__DATASET__.
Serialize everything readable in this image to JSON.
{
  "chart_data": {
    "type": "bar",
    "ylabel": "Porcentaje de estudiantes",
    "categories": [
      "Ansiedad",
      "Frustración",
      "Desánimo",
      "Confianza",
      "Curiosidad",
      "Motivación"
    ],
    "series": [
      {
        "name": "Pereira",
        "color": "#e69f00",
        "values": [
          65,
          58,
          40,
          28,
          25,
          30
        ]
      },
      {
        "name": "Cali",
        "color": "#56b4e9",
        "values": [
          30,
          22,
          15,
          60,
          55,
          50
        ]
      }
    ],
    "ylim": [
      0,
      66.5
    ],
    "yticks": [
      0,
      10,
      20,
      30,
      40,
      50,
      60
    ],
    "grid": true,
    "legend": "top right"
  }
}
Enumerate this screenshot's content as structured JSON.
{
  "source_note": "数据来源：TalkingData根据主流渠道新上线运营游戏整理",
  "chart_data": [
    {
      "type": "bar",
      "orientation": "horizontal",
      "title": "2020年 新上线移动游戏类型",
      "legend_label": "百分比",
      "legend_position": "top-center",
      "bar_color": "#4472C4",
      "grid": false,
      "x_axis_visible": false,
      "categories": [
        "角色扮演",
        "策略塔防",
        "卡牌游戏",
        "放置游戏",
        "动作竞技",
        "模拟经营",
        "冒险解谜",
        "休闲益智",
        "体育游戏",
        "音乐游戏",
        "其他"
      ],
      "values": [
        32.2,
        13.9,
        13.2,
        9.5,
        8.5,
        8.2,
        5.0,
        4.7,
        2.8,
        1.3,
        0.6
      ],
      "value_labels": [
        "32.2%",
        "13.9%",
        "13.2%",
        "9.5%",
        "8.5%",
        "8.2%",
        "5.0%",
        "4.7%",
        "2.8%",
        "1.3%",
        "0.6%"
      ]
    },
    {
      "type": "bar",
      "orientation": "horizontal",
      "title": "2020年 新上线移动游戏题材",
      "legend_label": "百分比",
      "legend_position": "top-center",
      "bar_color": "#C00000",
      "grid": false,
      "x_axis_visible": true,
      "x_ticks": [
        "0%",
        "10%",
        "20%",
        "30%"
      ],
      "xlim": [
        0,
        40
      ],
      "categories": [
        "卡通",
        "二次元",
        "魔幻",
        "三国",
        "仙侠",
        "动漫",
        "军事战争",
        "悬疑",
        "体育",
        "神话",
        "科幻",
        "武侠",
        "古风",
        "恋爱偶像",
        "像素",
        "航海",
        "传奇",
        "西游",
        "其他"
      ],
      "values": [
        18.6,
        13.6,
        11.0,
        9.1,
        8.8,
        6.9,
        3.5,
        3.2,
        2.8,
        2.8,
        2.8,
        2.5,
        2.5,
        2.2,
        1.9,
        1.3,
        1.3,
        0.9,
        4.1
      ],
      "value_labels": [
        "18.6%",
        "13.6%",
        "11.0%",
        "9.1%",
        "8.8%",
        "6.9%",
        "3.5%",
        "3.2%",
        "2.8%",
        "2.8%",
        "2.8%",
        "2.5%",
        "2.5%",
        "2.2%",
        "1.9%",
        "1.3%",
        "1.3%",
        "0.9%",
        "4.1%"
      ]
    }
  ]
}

__THE REQUEST__. Report all lines of the data above that include the string "title".

__ANSWER IN FULL__.
      "title": "2020年 新上线移动游戏类型",
      "title": "2020年 新上线移动游戏题材",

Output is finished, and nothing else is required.